** Opening RECORDED DATA block **

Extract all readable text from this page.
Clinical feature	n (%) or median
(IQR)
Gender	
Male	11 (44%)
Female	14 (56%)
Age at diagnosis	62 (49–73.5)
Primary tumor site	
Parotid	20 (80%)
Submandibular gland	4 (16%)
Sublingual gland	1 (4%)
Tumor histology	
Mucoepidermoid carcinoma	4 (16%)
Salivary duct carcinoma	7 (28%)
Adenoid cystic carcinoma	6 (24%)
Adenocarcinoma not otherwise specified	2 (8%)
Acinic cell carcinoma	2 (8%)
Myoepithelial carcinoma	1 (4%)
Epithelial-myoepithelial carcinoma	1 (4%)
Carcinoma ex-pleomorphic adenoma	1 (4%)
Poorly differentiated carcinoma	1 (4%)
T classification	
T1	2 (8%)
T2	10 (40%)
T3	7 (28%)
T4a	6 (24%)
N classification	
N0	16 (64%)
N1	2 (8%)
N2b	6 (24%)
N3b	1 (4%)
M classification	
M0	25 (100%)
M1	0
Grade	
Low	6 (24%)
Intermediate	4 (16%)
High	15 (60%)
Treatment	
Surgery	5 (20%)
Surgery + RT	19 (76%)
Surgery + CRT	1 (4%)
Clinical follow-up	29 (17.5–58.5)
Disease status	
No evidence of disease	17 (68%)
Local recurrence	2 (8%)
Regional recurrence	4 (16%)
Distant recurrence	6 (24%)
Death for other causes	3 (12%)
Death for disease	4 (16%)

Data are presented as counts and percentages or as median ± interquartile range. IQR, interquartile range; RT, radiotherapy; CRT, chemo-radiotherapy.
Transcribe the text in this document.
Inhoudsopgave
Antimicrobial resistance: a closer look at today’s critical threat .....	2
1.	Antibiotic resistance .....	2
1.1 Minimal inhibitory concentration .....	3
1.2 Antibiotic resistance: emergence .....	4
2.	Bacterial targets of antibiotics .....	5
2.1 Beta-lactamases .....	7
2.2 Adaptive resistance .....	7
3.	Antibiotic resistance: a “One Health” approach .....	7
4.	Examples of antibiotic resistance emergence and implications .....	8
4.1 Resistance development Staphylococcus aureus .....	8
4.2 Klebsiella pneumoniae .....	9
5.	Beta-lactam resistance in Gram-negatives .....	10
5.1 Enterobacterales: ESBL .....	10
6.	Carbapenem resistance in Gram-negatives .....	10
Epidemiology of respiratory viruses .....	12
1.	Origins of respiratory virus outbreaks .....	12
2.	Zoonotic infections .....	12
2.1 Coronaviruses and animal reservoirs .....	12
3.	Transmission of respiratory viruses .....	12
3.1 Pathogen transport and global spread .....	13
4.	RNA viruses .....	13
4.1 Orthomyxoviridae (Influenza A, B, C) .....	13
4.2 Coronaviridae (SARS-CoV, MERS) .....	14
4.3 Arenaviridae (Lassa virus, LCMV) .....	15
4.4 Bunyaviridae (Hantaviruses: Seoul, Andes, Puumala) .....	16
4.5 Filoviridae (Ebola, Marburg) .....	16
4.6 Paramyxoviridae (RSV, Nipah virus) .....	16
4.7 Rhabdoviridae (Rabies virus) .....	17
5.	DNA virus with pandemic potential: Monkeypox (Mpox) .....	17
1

** Closing RECORDED DATA block **

▶ [TASK]:
Pull out every line in the material above where "gland" occurs.

▶ [TASK OUTPUT]:
Submandibular gland	4 (16%)
Sublingual gland	1 (4%)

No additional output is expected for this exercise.